Raw records |

════════════════

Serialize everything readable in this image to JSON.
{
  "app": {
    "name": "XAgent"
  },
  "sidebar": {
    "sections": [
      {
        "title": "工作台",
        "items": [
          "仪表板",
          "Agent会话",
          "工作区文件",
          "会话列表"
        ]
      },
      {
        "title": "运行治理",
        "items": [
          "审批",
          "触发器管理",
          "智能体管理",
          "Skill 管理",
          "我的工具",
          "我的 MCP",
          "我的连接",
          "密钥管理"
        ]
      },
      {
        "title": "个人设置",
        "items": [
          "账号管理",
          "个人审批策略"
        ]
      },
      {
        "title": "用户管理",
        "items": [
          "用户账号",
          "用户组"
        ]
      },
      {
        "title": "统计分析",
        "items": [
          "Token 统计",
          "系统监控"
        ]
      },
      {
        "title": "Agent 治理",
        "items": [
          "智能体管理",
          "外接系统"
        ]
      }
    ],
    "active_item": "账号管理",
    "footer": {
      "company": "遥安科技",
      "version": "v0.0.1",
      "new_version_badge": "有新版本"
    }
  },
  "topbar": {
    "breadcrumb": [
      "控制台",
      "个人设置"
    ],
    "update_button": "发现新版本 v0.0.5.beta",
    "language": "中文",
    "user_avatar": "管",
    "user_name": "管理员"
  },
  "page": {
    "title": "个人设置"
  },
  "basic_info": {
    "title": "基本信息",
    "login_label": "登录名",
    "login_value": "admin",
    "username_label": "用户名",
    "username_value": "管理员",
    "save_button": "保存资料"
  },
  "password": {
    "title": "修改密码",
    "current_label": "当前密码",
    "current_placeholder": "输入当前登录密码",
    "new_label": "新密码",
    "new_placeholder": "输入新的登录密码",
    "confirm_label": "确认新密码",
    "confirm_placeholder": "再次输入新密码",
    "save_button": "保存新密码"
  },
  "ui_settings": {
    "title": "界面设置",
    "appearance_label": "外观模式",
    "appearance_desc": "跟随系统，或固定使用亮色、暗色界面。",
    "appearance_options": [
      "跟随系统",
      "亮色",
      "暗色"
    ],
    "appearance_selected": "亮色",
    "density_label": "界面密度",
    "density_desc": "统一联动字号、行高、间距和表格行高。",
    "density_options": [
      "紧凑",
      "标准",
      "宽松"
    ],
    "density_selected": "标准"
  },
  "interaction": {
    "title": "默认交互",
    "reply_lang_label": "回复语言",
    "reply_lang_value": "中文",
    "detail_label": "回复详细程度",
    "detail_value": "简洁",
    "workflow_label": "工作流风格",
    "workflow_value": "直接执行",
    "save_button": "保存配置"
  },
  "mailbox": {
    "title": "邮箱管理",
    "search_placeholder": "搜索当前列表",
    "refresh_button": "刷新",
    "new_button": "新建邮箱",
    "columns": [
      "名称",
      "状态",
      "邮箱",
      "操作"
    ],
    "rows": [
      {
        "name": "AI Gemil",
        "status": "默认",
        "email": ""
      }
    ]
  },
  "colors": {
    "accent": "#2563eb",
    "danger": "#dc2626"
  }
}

════════════════

What the task requires |
Write out the material exactly as given.

Exercise solution |
Serialize everything readable in this image to JSON.
{
  "app": {
    "name": "XAgent"
  },
  "sidebar": {
    "sections": [
      {
        "title": "工作台",
        "items": [
          "仪表板",
          "Agent会话",
          "工作区文件",
          "会话列表"
        ]
      },
      {
        "title": "运行治理",
        "items": [
          "审批",
          "触发器管理",
          "智能体管理",
          "Skill 管理",
          "我的工具",
          "我的 MCP",
          "我的连接",
          "密钥管理"
        ]
      },
      {
        "title": "个人设置",
        "items": [
          "账号管理",
          "个人审批策略"
        ]
      },
      {
        "title": "用户管理",
        "items": [
          "用户账号",
          "用户组"
        ]
      },
      {
        "title": "统计分析",
        "items": [
          "Token 统计",
          "系统监控"
        ]
      },
      {
        "title": "Agent 治理",
        "items": [
          "智能体管理",
          "外接系统"
        ]
      }
    ],
    "active_item": "账号管理",
    "footer": {
      "company": "遥安科技",
      "version": "v0.0.1",
      "new_version_badge": "有新版本"
    }
  },
  "topbar": {
    "breadcrumb": [
      "控制台",
      "个人设置"
    ],
    "update_button": "发现新版本 v0.0.5.beta",
    "language": "中文",
    "user_avatar": "管",
    "user_name": "管理员"
  },
  "page": {
    "title": "个人设置"
  },
  "basic_info": {
    "title": "基本信息",
    "login_label": "登录名",
    "login_value": "admin",
    "username_label": "用户名",
    "username_value": "管理员",
    "save_button": "保存资料"
  },
  "password": {
    "title": "修改密码",
    "current_label": "当前密码",
    "current_placeholder": "输入当前登录密码",
    "new_label": "新密码",
    "new_placeholder": "输入新的登录密码",
    "confirm_label": "确认新密码",
    "confirm_placeholder": "再次输入新密码",
    "save_button": "保存新密码"
  },
  "ui_settings": {
    "title": "界面设置",
    "appearance_label": "外观模式",
    "appearance_desc": "跟随系统，或固定使用亮色、暗色界面。",
    "appearance_options": [
      "跟随系统",
      "亮色",
      "暗色"
    ],
    "appearance_selected": "亮色",
    "density_label": "界面密度",
    "density_desc": "统一联动字号、行高、间距和表格行高。",
    "density_options": [
      "紧凑",
      "标准",
      "宽松"
    ],
    "density_selected": "标准"
  },
  "interaction": {
    "title": "默认交互",
    "reply_lang_label": "回复语言",
    "reply_lang_value": "中文",
    "detail_label": "回复详细程度",
    "detail_value": "简洁",
    "workflow_label": "工作流风格",
    "workflow_value": "直接执行",
    "save_button": "保存配置"
  },
  "mailbox": {
    "title": "邮箱管理",
    "search_placeholder": "搜索当前列表",
    "refresh_button": "刷新",
    "new_button": "新建邮箱",
    "columns": [
      "名称",
      "状态",
      "邮箱",
      "操作"
    ],
    "rows": [
      {
        "name": "AI Gemil",
        "status": "默认",
        "email": ""
      }
    ]
  },
  "colors": {
    "accent": "#2563eb",
    "danger": "#dc2626"
  }
}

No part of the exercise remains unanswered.